Written exercise: In the material below, the lines containing the word "Tacos" are required; copy each of them.

Input for this task:
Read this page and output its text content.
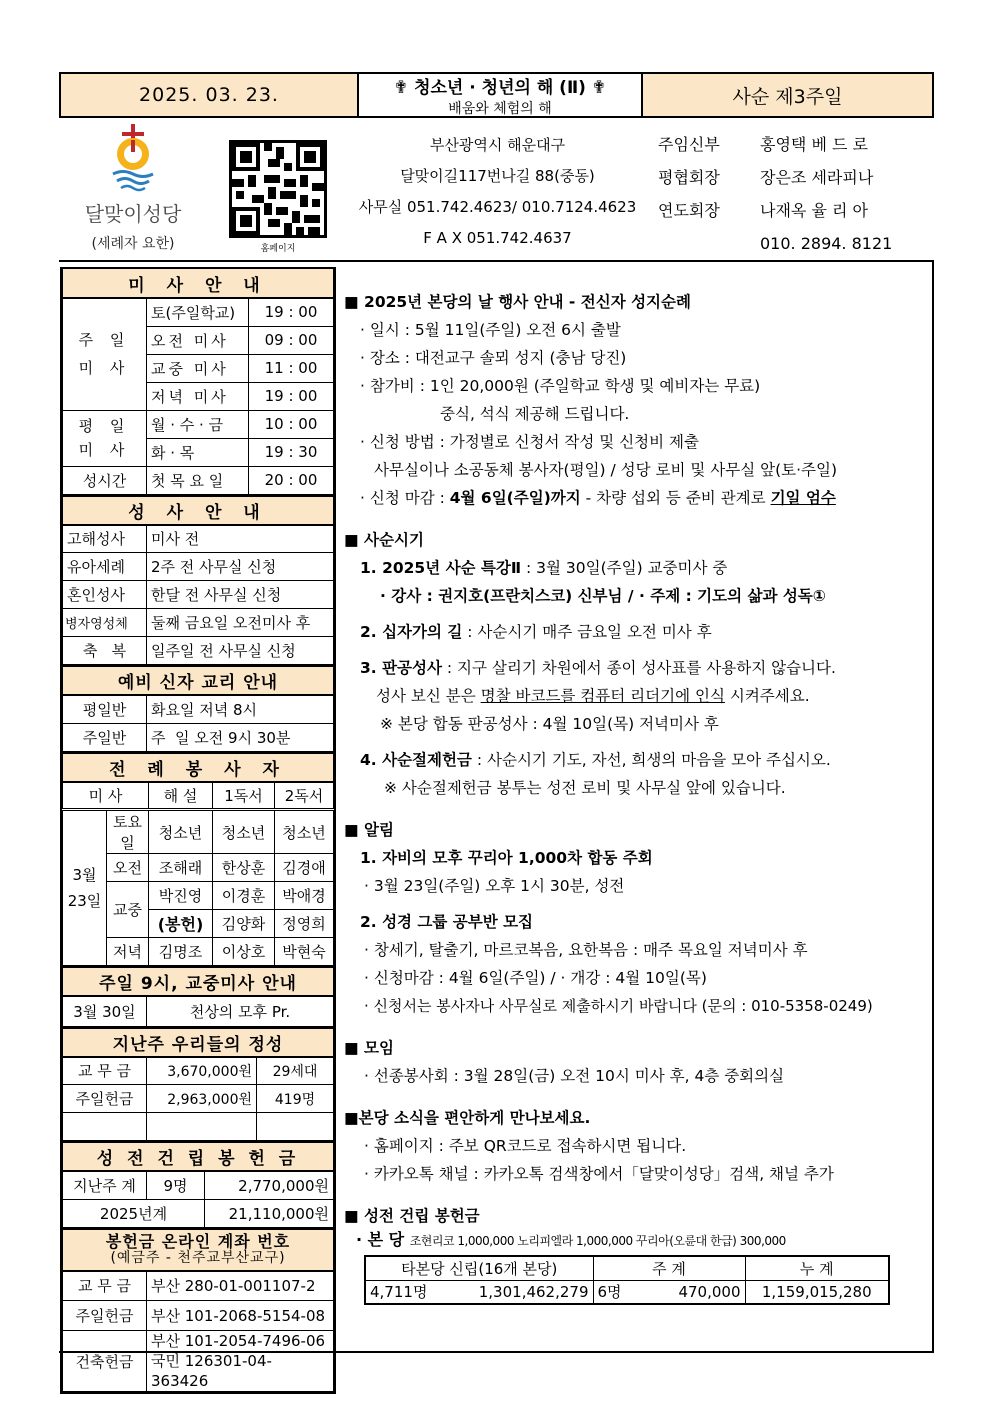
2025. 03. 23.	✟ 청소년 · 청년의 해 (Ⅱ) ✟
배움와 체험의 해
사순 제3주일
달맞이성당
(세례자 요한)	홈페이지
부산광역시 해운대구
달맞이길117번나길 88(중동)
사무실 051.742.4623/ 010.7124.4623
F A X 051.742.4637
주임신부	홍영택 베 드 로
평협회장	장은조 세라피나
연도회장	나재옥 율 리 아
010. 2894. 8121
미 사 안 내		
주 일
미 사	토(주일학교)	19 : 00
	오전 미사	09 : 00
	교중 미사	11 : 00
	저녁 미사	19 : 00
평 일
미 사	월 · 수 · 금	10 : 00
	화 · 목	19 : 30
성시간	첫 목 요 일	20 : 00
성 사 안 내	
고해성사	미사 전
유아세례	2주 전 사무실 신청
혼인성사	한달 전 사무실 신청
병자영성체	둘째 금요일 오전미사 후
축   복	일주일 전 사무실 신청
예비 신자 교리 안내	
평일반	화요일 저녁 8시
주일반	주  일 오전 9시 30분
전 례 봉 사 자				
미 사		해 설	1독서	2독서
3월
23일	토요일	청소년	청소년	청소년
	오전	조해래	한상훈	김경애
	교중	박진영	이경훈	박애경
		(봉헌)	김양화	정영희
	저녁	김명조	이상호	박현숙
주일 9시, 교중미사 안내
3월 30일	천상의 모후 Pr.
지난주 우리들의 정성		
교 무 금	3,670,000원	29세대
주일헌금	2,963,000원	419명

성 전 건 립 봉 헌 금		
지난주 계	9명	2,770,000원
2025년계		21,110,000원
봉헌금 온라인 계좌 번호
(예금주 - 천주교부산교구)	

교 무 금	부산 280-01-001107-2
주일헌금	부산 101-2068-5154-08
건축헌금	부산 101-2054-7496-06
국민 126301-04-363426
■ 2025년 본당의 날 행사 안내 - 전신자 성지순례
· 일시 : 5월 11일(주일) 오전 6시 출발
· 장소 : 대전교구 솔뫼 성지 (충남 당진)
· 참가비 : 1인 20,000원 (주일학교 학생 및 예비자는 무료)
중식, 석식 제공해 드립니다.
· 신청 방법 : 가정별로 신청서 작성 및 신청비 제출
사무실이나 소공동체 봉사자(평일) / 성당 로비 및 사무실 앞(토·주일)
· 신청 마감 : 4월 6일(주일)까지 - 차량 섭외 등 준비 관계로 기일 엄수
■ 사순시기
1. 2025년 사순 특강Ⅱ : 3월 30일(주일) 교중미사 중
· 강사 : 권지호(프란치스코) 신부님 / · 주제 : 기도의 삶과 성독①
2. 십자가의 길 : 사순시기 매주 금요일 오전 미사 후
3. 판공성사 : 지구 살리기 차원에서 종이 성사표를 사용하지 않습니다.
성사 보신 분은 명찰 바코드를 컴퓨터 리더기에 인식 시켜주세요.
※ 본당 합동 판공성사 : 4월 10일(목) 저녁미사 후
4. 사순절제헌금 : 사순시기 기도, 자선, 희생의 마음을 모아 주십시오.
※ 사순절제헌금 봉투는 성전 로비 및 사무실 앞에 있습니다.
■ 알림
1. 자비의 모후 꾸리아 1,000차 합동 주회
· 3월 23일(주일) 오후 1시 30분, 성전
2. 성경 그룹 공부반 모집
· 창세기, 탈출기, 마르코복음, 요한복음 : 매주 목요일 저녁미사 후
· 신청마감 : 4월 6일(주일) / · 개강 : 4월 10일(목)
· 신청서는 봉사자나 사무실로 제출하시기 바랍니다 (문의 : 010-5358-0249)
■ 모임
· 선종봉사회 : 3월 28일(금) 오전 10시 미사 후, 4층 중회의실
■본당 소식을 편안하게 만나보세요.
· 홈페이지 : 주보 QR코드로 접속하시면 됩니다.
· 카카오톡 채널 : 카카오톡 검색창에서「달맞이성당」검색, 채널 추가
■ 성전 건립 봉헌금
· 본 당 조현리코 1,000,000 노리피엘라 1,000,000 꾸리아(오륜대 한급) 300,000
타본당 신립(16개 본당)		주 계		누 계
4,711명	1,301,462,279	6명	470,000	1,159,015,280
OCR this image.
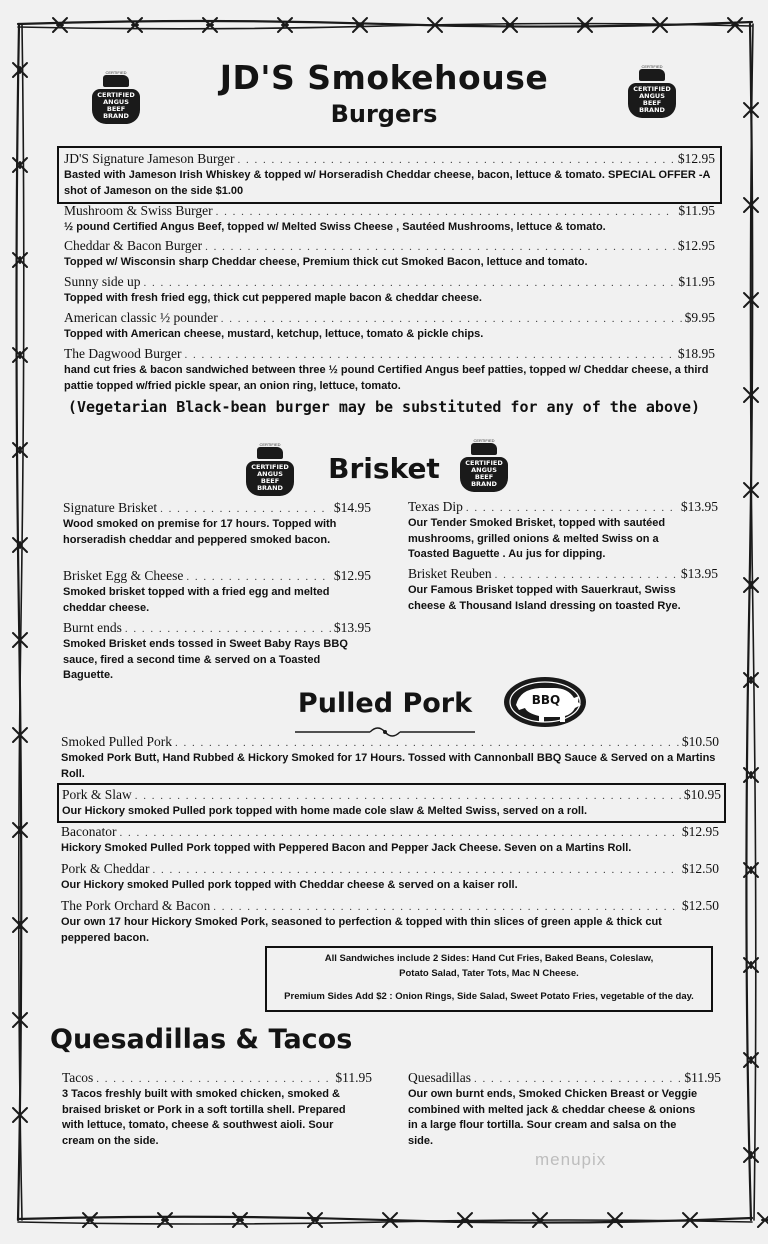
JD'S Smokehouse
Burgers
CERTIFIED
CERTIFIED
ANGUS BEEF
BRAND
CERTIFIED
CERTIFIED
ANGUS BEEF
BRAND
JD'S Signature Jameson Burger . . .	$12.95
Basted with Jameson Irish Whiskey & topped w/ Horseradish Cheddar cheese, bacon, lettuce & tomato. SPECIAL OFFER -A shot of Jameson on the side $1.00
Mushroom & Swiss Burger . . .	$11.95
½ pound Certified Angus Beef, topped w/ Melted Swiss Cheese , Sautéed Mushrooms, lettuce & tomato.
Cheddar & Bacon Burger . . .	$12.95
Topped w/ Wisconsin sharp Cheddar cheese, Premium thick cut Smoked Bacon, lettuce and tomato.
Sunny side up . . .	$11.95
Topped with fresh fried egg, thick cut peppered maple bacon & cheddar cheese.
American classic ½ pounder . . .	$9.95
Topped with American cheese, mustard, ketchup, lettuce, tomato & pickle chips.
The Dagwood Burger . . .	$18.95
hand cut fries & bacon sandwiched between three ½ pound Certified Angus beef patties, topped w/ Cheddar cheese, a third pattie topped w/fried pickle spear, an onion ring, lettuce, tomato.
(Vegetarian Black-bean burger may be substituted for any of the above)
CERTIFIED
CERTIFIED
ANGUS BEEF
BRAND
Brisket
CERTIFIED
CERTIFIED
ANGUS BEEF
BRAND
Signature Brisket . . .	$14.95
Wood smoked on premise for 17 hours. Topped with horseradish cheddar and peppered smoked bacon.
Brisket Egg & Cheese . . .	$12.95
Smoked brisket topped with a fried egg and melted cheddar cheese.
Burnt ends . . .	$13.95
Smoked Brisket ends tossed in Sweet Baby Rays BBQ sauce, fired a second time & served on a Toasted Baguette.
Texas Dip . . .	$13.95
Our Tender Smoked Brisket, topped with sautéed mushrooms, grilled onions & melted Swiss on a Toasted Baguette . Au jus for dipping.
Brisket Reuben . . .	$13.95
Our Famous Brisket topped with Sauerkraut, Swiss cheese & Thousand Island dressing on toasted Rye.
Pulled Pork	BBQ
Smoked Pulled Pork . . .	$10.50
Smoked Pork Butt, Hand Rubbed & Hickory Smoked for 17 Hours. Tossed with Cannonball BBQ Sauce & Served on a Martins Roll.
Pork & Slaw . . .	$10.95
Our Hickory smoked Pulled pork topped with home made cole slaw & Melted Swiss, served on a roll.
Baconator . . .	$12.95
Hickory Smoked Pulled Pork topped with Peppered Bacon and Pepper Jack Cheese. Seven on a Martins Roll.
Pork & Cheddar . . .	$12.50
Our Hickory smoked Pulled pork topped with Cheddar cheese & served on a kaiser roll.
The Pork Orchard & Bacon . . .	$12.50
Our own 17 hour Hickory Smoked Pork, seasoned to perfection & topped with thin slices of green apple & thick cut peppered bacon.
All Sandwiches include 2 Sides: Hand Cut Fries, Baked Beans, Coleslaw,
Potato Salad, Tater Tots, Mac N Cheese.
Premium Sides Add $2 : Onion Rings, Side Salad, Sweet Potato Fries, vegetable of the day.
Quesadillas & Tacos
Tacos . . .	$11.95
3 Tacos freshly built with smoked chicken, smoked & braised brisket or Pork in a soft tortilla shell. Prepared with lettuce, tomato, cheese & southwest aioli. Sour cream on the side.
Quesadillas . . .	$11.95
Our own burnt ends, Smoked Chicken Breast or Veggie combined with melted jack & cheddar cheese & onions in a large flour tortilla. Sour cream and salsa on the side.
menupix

---

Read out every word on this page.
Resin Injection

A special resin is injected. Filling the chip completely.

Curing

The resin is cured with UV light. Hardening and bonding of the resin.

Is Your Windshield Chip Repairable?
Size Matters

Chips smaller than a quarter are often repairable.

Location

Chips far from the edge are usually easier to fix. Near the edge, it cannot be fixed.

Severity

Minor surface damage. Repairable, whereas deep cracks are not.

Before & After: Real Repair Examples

---

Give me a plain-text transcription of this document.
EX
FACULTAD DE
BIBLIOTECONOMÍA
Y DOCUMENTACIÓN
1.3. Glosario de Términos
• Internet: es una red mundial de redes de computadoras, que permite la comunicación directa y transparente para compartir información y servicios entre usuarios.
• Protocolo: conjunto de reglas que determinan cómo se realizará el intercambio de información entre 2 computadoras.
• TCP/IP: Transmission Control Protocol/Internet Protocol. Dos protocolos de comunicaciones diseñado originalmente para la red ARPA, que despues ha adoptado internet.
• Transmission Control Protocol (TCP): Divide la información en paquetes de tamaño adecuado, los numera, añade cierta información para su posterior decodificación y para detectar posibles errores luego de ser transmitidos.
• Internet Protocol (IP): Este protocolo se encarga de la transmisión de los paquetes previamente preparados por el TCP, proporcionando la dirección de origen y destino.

Result of the task:
Quesadillas & Tacos
Tacos . . .	$11.95
3 Tacos freshly built with smoked chicken, smoked & braised brisket or Pork in a soft tortilla shell. Prepared with lettuce, tomato, cheese & southwest aioli. Sour cream on the side.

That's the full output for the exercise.